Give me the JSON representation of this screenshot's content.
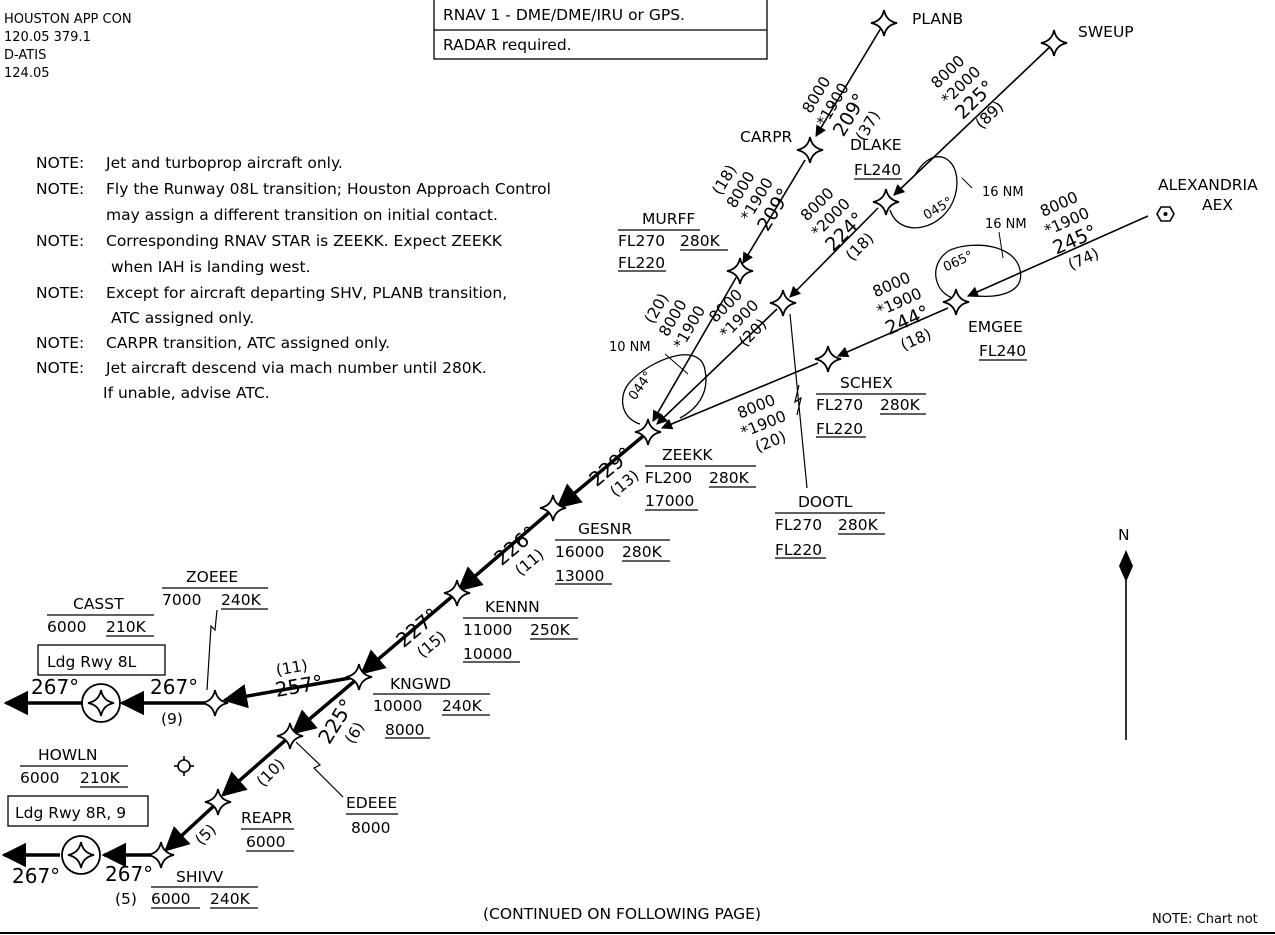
{
  "comm": {
    "facility": "HOUSTON APP CON",
    "freqs": "120.05  379.1",
    "atis_label": "D-ATIS",
    "atis_freq": "124.05"
  },
  "nav_box": {
    "line1": "RNAV 1 - DME/DME/IRU or GPS.",
    "line2": "RADAR required."
  },
  "notes": [
    {
      "prefix": "NOTE:",
      "lines": [
        "Jet and turboprop aircraft only."
      ]
    },
    {
      "prefix": "NOTE:",
      "lines": [
        "Fly the Runway 08L transition; Houston Approach Control",
        "may assign a different transition on initial contact."
      ]
    },
    {
      "prefix": "NOTE:",
      "lines": [
        "Corresponding RNAV STAR is ZEEKK. Expect ZEEKK",
        "when IAH is landing west."
      ]
    },
    {
      "prefix": "NOTE:",
      "lines": [
        "Except for aircraft departing SHV, PLANB transition,",
        "ATC assigned only."
      ]
    },
    {
      "prefix": "NOTE:",
      "lines": [
        "CARPR transition, ATC assigned only."
      ]
    },
    {
      "prefix": "NOTE:",
      "lines": [
        "Jet aircraft descend via mach number until 280K.",
        "If unable, advise ATC."
      ]
    }
  ],
  "fixes": {
    "planb": {
      "name": "PLANB"
    },
    "sweup": {
      "name": "SWEUP"
    },
    "carpr": {
      "name": "CARPR"
    },
    "dlake": {
      "name": "DLAKE",
      "alt": "FL240"
    },
    "aex": {
      "name": "ALEXANDRIA",
      "ident": "AEX"
    },
    "murff": {
      "name": "MURFF",
      "alt_top": "FL270",
      "speed": "280K",
      "alt_bottom": "FL220"
    },
    "emgee": {
      "name": "EMGEE",
      "alt": "FL240"
    },
    "schex": {
      "name": "SCHEX",
      "alt_top": "FL270",
      "speed": "280K",
      "alt_bottom": "FL220"
    },
    "zeekk": {
      "name": "ZEEKK",
      "alt_top": "FL200",
      "speed": "280K",
      "alt_bottom": "17000"
    },
    "dootl": {
      "name": "DOOTL",
      "alt_top": "FL270",
      "speed": "280K",
      "alt_bottom": "FL220"
    },
    "gesnr": {
      "name": "GESNR",
      "alt_top": "16000",
      "speed": "280K",
      "alt_bottom": "13000"
    },
    "kennn": {
      "name": "KENNN",
      "alt_top": "11000",
      "speed": "250K",
      "alt_bottom": "10000"
    },
    "kngwd": {
      "name": "KNGWD",
      "alt_top": "10000",
      "speed": "240K",
      "alt_bottom": "8000"
    },
    "zoeee": {
      "name": "ZOEEE",
      "alt_top": "7000",
      "speed": "240K"
    },
    "casst": {
      "name": "CASST",
      "alt_top": "6000",
      "speed": "210K",
      "runway": "Ldg Rwy 8L"
    },
    "edeee": {
      "name": "EDEEE",
      "alt": "8000"
    },
    "howln": {
      "name": "HOWLN",
      "alt_top": "6000",
      "speed": "210K",
      "runway": "Ldg Rwy 8R, 9"
    },
    "reapr": {
      "name": "REAPR",
      "alt": "6000"
    },
    "shivv": {
      "name": "SHIVV",
      "alt_top": "6000",
      "speed": "240K"
    }
  },
  "legs": {
    "planb": {
      "mea": "8000",
      "moca": "*1900",
      "course": "209°",
      "dist": "(37)"
    },
    "sweup": {
      "mea": "8000",
      "moca": "*2000",
      "course": "225°",
      "dist": "(89)"
    },
    "carpr": {
      "dist": "(18)",
      "mea": "8000",
      "moca": "*1900",
      "course": "209°"
    },
    "dlake": {
      "mea": "8000",
      "moca": "*2000",
      "course": "224°",
      "dist": "(18)"
    },
    "aex": {
      "mea": "8000",
      "moca": "*1900",
      "course": "245°",
      "dist": "(74)"
    },
    "murff": {
      "dist": "(20)",
      "mea": "8000",
      "moca": "*1900"
    },
    "dootl_leg": {
      "mea": "8000",
      "moca": "*1900",
      "dist": "(20)"
    },
    "emgee": {
      "mea": "8000",
      "moca": "*1900",
      "course": "244°",
      "dist": "(18)"
    },
    "schex": {
      "mea": "8000",
      "moca": "*1900",
      "dist": "(20)"
    },
    "zeekk": {
      "course": "229°",
      "dist": "(13)"
    },
    "gesnr": {
      "course": "226°",
      "dist": "(11)"
    },
    "kennn": {
      "course": "227°",
      "dist": "(15)"
    },
    "kngwd_zoeee": {
      "dist": "(11)",
      "course": "257°"
    },
    "zoeee_casst": {
      "course": "267°",
      "dist": "(9)"
    },
    "casst_out": {
      "course": "267°"
    },
    "kngwd_edeee": {
      "course": "225°",
      "dist": "(6)"
    },
    "edeee_reapr": {
      "dist": "(10)"
    },
    "reapr_shivv": {
      "dist": "(5)"
    },
    "shivv_howln": {
      "course": "267°",
      "dist": "(5)"
    },
    "howln_out": {
      "course": "267°"
    }
  },
  "holds": {
    "dlake": {
      "course": "045°",
      "leg": "16 NM"
    },
    "emgee": {
      "course": "065°",
      "leg": "16 NM"
    },
    "zeekk": {
      "course": "044°",
      "leg": "10 NM"
    }
  },
  "north": "N",
  "continued": "(CONTINUED ON FOLLOWING PAGE)",
  "footnote": "NOTE:  Chart not"
}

┄┄┄┄┄┄

Work instructions: Without the pictures, write out all of the material exactly.

Written response:
Give me the JSON representation of this screenshot's content.
{
  "comm": {
    "facility": "HOUSTON APP CON",
    "freqs": "120.05  379.1",
    "atis_label": "D-ATIS",
    "atis_freq": "124.05"
  },
  "nav_box": {
    "line1": "RNAV 1 - DME/DME/IRU or GPS.",
    "line2": "RADAR required."
  },
  "notes": [
    {
      "prefix": "NOTE:",
      "lines": [
        "Jet and turboprop aircraft only."
      ]
    },
    {
      "prefix": "NOTE:",
      "lines": [
        "Fly the Runway 08L transition; Houston Approach Control",
        "may assign a different transition on initial contact."
      ]
    },
    {
      "prefix": "NOTE:",
      "lines": [
        "Corresponding RNAV STAR is ZEEKK. Expect ZEEKK",
        "when IAH is landing west."
      ]
    },
    {
      "prefix": "NOTE:",
      "lines": [
        "Except for aircraft departing SHV, PLANB transition,",
        "ATC assigned only."
      ]
    },
    {
      "prefix": "NOTE:",
      "lines": [
        "CARPR transition, ATC assigned only."
      ]
    },
    {
      "prefix": "NOTE:",
      "lines": [
        "Jet aircraft descend via mach number until 280K.",
        "If unable, advise ATC."
      ]
    }
  ],
  "fixes": {
    "planb": {
      "name": "PLANB"
    },
    "sweup": {
      "name": "SWEUP"
    },
    "carpr": {
      "name": "CARPR"
    },
    "dlake": {
      "name": "DLAKE",
      "alt": "FL240"
    },
    "aex": {
      "name": "ALEXANDRIA",
      "ident": "AEX"
    },
    "murff": {
      "name": "MURFF",
      "alt_top": "FL270",
      "speed": "280K",
      "alt_bottom": "FL220"
    },
    "emgee": {
      "name": "EMGEE",
      "alt": "FL240"
    },
    "schex": {
      "name": "SCHEX",
      "alt_top": "FL270",
      "speed": "280K",
      "alt_bottom": "FL220"
    },
    "zeekk": {
      "name": "ZEEKK",
      "alt_top": "FL200",
      "speed": "280K",
      "alt_bottom": "17000"
    },
    "dootl": {
      "name": "DOOTL",
      "alt_top": "FL270",
      "speed": "280K",
      "alt_bottom": "FL220"
    },
    "gesnr": {
      "name": "GESNR",
      "alt_top": "16000",
      "speed": "280K",
      "alt_bottom": "13000"
    },
    "kennn": {
      "name": "KENNN",
      "alt_top": "11000",
      "speed": "250K",
      "alt_bottom": "10000"
    },
    "kngwd": {
      "name": "KNGWD",
      "alt_top": "10000",
      "speed": "240K",
      "alt_bottom": "8000"
    },
    "zoeee": {
      "name": "ZOEEE",
      "alt_top": "7000",
      "speed": "240K"
    },
    "casst": {
      "name": "CASST",
      "alt_top": "6000",
      "speed": "210K",
      "runway": "Ldg Rwy 8L"
    },
    "edeee": {
      "name": "EDEEE",
      "alt": "8000"
    },
    "howln": {
      "name": "HOWLN",
      "alt_top": "6000",
      "speed": "210K",
      "runway": "Ldg Rwy 8R, 9"
    },
    "reapr": {
      "name": "REAPR",
      "alt": "6000"
    },
    "shivv": {
      "name": "SHIVV",
      "alt_top": "6000",
      "speed": "240K"
    }
  },
  "legs": {
    "planb": {
      "mea": "8000",
      "moca": "*1900",
      "course": "209°",
      "dist": "(37)"
    },
    "sweup": {
      "mea": "8000",
      "moca": "*2000",
      "course": "225°",
      "dist": "(89)"
    },
    "carpr": {
      "dist": "(18)",
      "mea": "8000",
      "moca": "*1900",
      "course": "209°"
    },
    "dlake": {
      "mea": "8000",
      "moca": "*2000",
      "course": "224°",
      "dist": "(18)"
    },
    "aex": {
      "mea": "8000",
      "moca": "*1900",
      "course": "245°",
      "dist": "(74)"
    },
    "murff": {
      "dist": "(20)",
      "mea": "8000",
      "moca": "*1900"
    },
    "dootl_leg": {
      "mea": "8000",
      "moca": "*1900",
      "dist": "(20)"
    },
    "emgee": {
      "mea": "8000",
      "moca": "*1900",
      "course": "244°",
      "dist": "(18)"
    },
    "schex": {
      "mea": "8000",
      "moca": "*1900",
      "dist": "(20)"
    },
    "zeekk": {
      "course": "229°",
      "dist": "(13)"
    },
    "gesnr": {
      "course": "226°",
      "dist": "(11)"
    },
    "kennn": {
      "course": "227°",
      "dist": "(15)"
    },
    "kngwd_zoeee": {
      "dist": "(11)",
      "course": "257°"
    },
    "zoeee_casst": {
      "course": "267°",
      "dist": "(9)"
    },
    "casst_out": {
      "course": "267°"
    },
    "kngwd_edeee": {
      "course": "225°",
      "dist": "(6)"
    },
    "edeee_reapr": {
      "dist": "(10)"
    },
    "reapr_shivv": {
      "dist": "(5)"
    },
    "shivv_howln": {
      "course": "267°",
      "dist": "(5)"
    },
    "howln_out": {
      "course": "267°"
    }
  },
  "holds": {
    "dlake": {
      "course": "045°",
      "leg": "16 NM"
    },
    "emgee": {
      "course": "065°",
      "leg": "16 NM"
    },
    "zeekk": {
      "course": "044°",
      "leg": "10 NM"
    }
  },
  "north": "N",
  "continued": "(CONTINUED ON FOLLOWING PAGE)",
  "footnote": "NOTE:  Chart not"
}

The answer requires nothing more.